● **Given records**:
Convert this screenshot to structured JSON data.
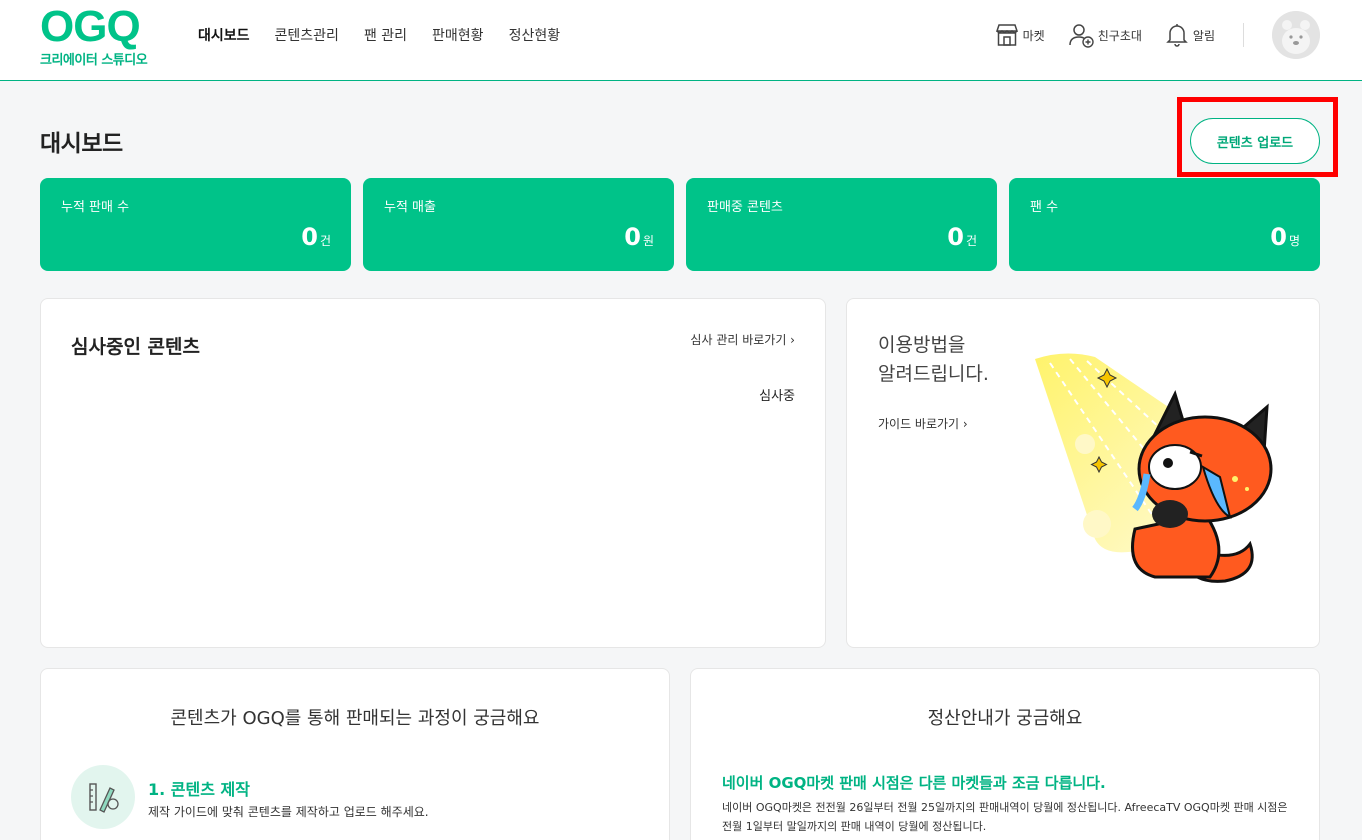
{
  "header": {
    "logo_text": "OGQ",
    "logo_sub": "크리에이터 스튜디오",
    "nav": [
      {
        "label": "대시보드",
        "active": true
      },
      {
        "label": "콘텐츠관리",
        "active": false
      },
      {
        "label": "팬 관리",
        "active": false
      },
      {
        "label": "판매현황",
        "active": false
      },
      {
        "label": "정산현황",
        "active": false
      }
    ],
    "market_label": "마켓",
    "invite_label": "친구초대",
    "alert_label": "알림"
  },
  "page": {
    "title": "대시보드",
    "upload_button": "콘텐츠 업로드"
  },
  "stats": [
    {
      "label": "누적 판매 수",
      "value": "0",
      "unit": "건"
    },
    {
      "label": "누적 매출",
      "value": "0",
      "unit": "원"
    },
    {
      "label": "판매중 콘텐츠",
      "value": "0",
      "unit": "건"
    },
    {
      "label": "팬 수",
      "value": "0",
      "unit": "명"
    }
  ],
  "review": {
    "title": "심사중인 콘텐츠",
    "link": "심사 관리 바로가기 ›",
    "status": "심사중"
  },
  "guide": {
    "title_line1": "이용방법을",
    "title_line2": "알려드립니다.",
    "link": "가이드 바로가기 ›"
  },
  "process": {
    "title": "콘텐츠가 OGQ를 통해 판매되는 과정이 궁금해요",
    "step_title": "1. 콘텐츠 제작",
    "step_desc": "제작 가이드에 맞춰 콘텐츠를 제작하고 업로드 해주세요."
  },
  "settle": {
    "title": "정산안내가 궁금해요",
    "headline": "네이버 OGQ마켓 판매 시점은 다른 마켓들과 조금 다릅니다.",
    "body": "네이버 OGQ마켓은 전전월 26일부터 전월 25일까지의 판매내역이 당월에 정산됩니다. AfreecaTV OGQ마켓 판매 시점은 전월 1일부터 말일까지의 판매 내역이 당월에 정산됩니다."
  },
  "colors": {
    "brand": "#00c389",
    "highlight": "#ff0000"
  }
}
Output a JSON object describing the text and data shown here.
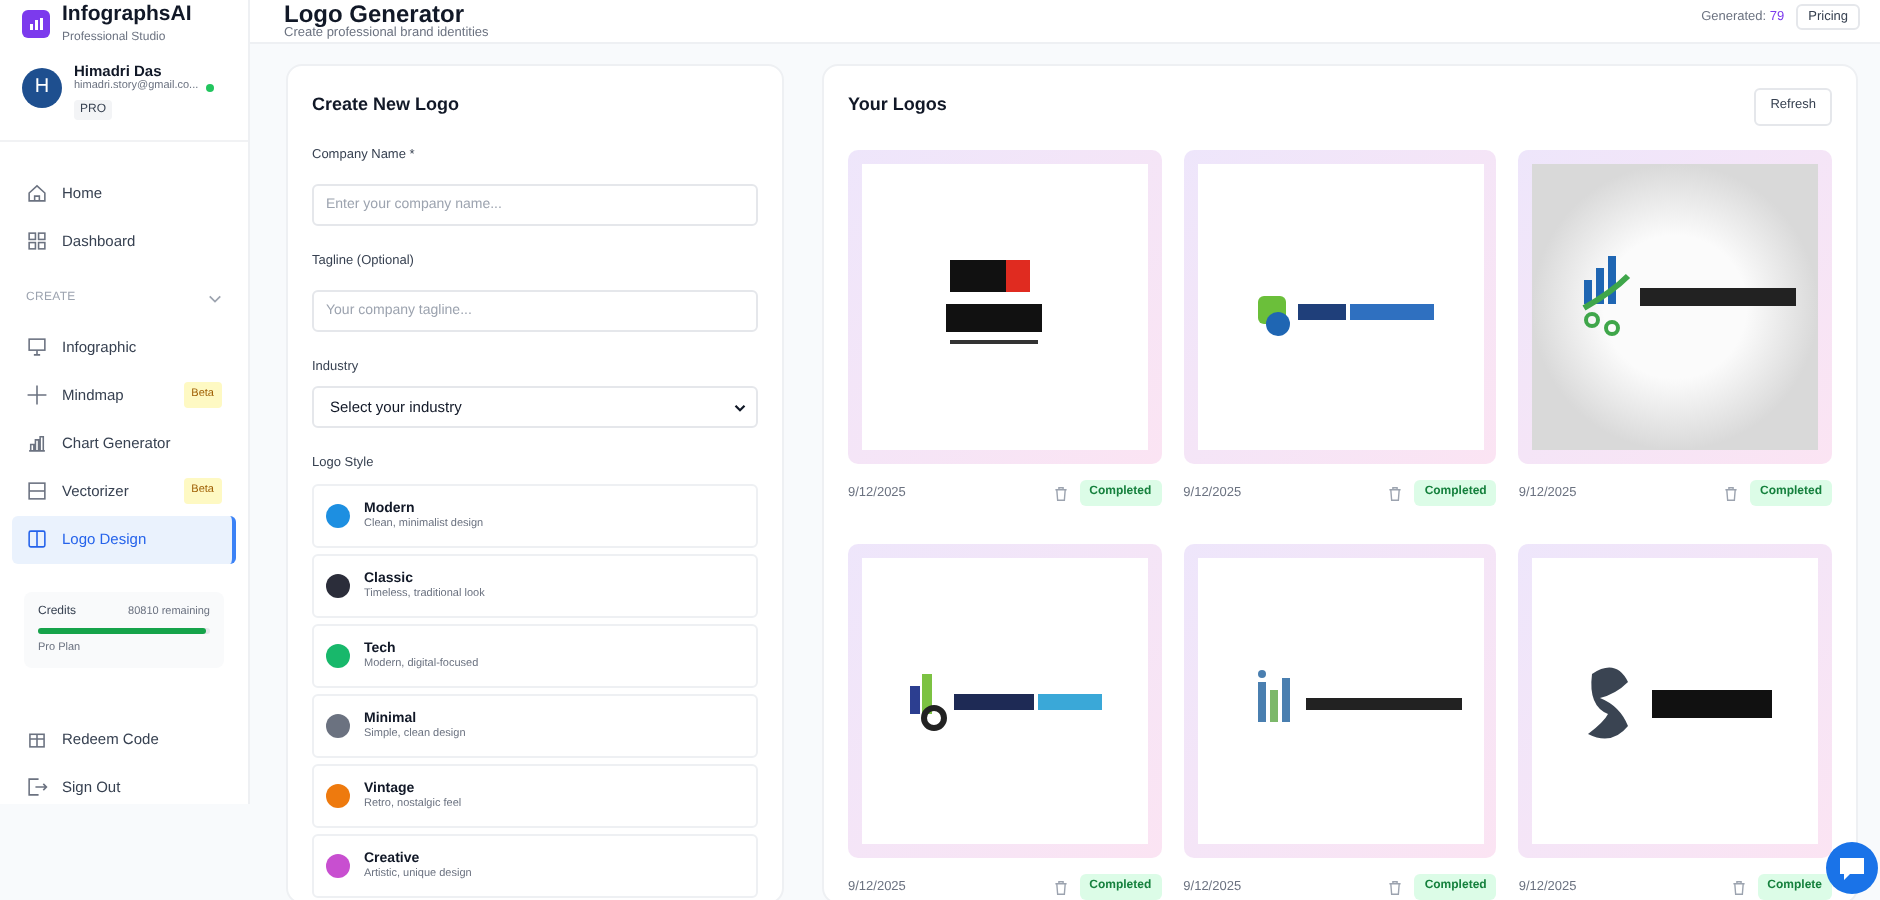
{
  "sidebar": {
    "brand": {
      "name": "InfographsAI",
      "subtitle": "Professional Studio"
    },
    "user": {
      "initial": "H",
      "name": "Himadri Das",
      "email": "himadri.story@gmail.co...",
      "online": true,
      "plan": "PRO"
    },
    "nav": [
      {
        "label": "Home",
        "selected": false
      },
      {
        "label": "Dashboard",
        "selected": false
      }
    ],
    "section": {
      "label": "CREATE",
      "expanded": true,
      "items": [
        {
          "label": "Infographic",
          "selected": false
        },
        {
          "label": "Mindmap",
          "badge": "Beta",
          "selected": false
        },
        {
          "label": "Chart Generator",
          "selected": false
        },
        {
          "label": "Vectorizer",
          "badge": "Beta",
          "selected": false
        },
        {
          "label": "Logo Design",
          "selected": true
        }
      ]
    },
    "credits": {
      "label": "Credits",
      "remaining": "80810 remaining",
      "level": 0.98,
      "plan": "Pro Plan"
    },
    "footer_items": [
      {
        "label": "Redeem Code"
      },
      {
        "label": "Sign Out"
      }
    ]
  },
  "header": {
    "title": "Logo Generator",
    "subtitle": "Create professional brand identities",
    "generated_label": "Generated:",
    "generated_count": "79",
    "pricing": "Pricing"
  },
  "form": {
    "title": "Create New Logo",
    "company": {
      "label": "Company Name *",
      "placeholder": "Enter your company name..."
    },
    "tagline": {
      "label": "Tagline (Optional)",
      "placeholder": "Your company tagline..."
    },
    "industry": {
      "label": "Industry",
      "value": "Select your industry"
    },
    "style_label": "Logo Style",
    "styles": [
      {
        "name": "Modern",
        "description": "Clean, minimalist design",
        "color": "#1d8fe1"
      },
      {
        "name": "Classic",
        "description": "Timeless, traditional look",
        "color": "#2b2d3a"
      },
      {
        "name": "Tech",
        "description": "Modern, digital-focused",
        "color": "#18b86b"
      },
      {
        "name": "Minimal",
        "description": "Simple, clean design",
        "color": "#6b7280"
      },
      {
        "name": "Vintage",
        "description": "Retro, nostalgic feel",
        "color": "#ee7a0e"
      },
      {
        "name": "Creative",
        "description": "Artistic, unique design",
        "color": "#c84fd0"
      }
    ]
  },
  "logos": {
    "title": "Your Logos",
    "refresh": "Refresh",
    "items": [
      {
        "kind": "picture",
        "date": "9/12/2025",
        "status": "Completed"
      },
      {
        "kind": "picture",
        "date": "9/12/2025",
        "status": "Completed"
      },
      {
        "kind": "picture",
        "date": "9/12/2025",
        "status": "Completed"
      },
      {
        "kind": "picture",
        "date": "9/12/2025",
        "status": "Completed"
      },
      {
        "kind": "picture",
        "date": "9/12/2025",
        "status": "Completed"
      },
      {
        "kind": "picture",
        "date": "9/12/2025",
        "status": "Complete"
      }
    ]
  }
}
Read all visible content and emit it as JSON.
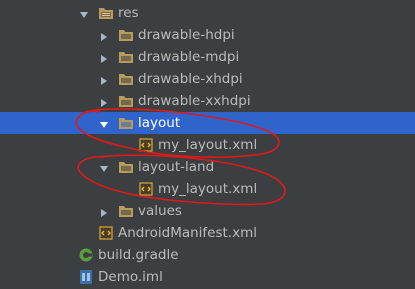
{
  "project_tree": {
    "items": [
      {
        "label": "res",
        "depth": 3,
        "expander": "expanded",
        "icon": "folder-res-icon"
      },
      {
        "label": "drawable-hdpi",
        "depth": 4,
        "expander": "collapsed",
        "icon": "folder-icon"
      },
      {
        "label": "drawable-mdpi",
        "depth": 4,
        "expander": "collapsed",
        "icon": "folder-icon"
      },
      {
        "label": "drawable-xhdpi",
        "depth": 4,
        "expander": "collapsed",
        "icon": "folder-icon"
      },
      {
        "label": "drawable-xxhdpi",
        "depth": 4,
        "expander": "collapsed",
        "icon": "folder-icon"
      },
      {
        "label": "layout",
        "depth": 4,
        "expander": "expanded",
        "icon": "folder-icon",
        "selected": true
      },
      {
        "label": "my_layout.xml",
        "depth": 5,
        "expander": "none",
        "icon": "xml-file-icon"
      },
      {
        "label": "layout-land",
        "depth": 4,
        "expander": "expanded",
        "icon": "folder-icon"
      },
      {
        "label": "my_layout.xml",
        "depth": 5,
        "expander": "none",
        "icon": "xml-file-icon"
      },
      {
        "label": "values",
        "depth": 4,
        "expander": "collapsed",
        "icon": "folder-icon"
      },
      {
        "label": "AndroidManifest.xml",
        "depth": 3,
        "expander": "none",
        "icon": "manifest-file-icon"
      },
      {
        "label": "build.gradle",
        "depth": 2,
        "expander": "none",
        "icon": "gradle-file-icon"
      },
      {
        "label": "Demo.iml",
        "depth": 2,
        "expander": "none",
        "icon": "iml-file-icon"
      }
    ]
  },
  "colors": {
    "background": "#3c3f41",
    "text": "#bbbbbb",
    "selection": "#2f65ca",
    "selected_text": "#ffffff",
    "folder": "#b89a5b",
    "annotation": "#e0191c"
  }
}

● **Task**:
Restate each entry word for word, please, but drop any images it holds.

● **Finished task**:
Convert this screenshot to structured JSON data.
{
  "header": {
    "logo_text": "OGQ",
    "logo_sub": "크리에이터 스튜디오",
    "nav": [
      {
        "label": "대시보드",
        "active": true
      },
      {
        "label": "콘텐츠관리",
        "active": false
      },
      {
        "label": "팬 관리",
        "active": false
      },
      {
        "label": "판매현황",
        "active": false
      },
      {
        "label": "정산현황",
        "active": false
      }
    ],
    "market_label": "마켓",
    "invite_label": "친구초대",
    "alert_label": "알림"
  },
  "page": {
    "title": "대시보드",
    "upload_button": "콘텐츠 업로드"
  },
  "stats": [
    {
      "label": "누적 판매 수",
      "value": "0",
      "unit": "건"
    },
    {
      "label": "누적 매출",
      "value": "0",
      "unit": "원"
    },
    {
      "label": "판매중 콘텐츠",
      "value": "0",
      "unit": "건"
    },
    {
      "label": "팬 수",
      "value": "0",
      "unit": "명"
    }
  ],
  "review": {
    "title": "심사중인 콘텐츠",
    "link": "심사 관리 바로가기 ›",
    "status": "심사중"
  },
  "guide": {
    "title_line1": "이용방법을",
    "title_line2": "알려드립니다.",
    "link": "가이드 바로가기 ›"
  },
  "process": {
    "title": "콘텐츠가 OGQ를 통해 판매되는 과정이 궁금해요",
    "step_title": "1. 콘텐츠 제작",
    "step_desc": "제작 가이드에 맞춰 콘텐츠를 제작하고 업로드 해주세요."
  },
  "settle": {
    "title": "정산안내가 궁금해요",
    "headline": "네이버 OGQ마켓 판매 시점은 다른 마켓들과 조금 다릅니다.",
    "body": "네이버 OGQ마켓은 전전월 26일부터 전월 25일까지의 판매내역이 당월에 정산됩니다. AfreecaTV OGQ마켓 판매 시점은 전월 1일부터 말일까지의 판매 내역이 당월에 정산됩니다."
  },
  "colors": {
    "brand": "#00c389",
    "highlight": "#ff0000"
  }
}
Output a JSON object describing the text and data shown here.
{
  "sidebar": {
    "brand": {
      "name": "InfographsAI",
      "subtitle": "Professional Studio"
    },
    "user": {
      "initial": "H",
      "name": "Himadri Das",
      "email": "himadri.story@gmail.co...",
      "online": true,
      "plan": "PRO"
    },
    "nav": [
      {
        "label": "Home",
        "selected": false
      },
      {
        "label": "Dashboard",
        "selected": false
      }
    ],
    "section": {
      "label": "CREATE",
      "expanded": true,
      "items": [
        {
          "label": "Infographic",
          "selected": false
        },
        {
          "label": "Mindmap",
          "badge": "Beta",
          "selected": false
        },
        {
          "label": "Chart Generator",
          "selected": false
        },
        {
          "label": "Vectorizer",
          "badge": "Beta",
          "selected": false
        },
        {
          "label": "Logo Design",
          "selected": true
        }
      ]
    },
    "credits": {
      "label": "Credits",
      "remaining": "80810 remaining",
      "level": 0.98,
      "plan": "Pro Plan"
    },
    "footer_items": [
      {
        "label": "Redeem Code"
      },
      {
        "label": "Sign Out"
      }
    ]
  },
  "header": {
    "title": "Logo Generator",
    "subtitle": "Create professional brand identities",
    "generated_label": "Generated:",
    "generated_count": "79",
    "pricing": "Pricing"
  },
  "form": {
    "title": "Create New Logo",
    "company": {
      "label": "Company Name *",
      "placeholder": "Enter your company name..."
    },
    "tagline": {
      "label": "Tagline (Optional)",
      "placeholder": "Your company tagline..."
    },
    "industry": {
      "label": "Industry",
      "value": "Select your industry"
    },
    "style_label": "Logo Style",
    "styles": [
      {
        "name": "Modern",
        "description": "Clean, minimalist design",
        "color": "#1d8fe1"
      },
      {
        "name": "Classic",
        "description": "Timeless, traditional look",
        "color": "#2b2d3a"
      },
      {
        "name": "Tech",
        "description": "Modern, digital-focused",
        "color": "#18b86b"
      },
      {
        "name": "Minimal",
        "description": "Simple, clean design",
        "color": "#6b7280"
      },
      {
        "name": "Vintage",
        "description": "Retro, nostalgic feel",
        "color": "#ee7a0e"
      },
      {
        "name": "Creative",
        "description": "Artistic, unique design",
        "color": "#c84fd0"
      }
    ]
  },
  "logos": {
    "title": "Your Logos",
    "refresh": "Refresh",
    "items": [
      {
        "kind": "picture",
        "date": "9/12/2025",
        "status": "Completed"
      },
      {
        "kind": "picture",
        "date": "9/12/2025",
        "status": "Completed"
      },
      {
        "kind": "picture",
        "date": "9/12/2025",
        "status": "Completed"
      },
      {
        "kind": "picture",
        "date": "9/12/2025",
        "status": "Completed"
      },
      {
        "kind": "picture",
        "date": "9/12/2025",
        "status": "Completed"
      },
      {
        "kind": "picture",
        "date": "9/12/2025",
        "status": "Complete"
      }
    ]
  }
}
Read all visible content and emit it as JSON.
{
  "project_tree": {
    "items": [
      {
        "label": "res",
        "depth": 3,
        "expander": "expanded",
        "icon": "folder-res-icon"
      },
      {
        "label": "drawable-hdpi",
        "depth": 4,
        "expander": "collapsed",
        "icon": "folder-icon"
      },
      {
        "label": "drawable-mdpi",
        "depth": 4,
        "expander": "collapsed",
        "icon": "folder-icon"
      },
      {
        "label": "drawable-xhdpi",
        "depth": 4,
        "expander": "collapsed",
        "icon": "folder-icon"
      },
      {
        "label": "drawable-xxhdpi",
        "depth": 4,
        "expander": "collapsed",
        "icon": "folder-icon"
      },
      {
        "label": "layout",
        "depth": 4,
        "expander": "expanded",
        "icon": "folder-icon",
        "selected": true
      },
      {
        "label": "my_layout.xml",
        "depth": 5,
        "expander": "none",
        "icon": "xml-file-icon"
      },
      {
        "label": "layout-land",
        "depth": 4,
        "expander": "expanded",
        "icon": "folder-icon"
      },
      {
        "label": "my_layout.xml",
        "depth": 5,
        "expander": "none",
        "icon": "xml-file-icon"
      },
      {
        "label": "values",
        "depth": 4,
        "expander": "collapsed",
        "icon": "folder-icon"
      },
      {
        "label": "AndroidManifest.xml",
        "depth": 3,
        "expander": "none",
        "icon": "manifest-file-icon"
      },
      {
        "label": "build.gradle",
        "depth": 2,
        "expander": "none",
        "icon": "gradle-file-icon"
      },
      {
        "label": "Demo.iml",
        "depth": 2,
        "expander": "none",
        "icon": "iml-file-icon"
      }
    ]
  },
  "colors": {
    "background": "#3c3f41",
    "text": "#bbbbbb",
    "selection": "#2f65ca",
    "selected_text": "#ffffff",
    "folder": "#b89a5b",
    "annotation": "#e0191c"
  }
}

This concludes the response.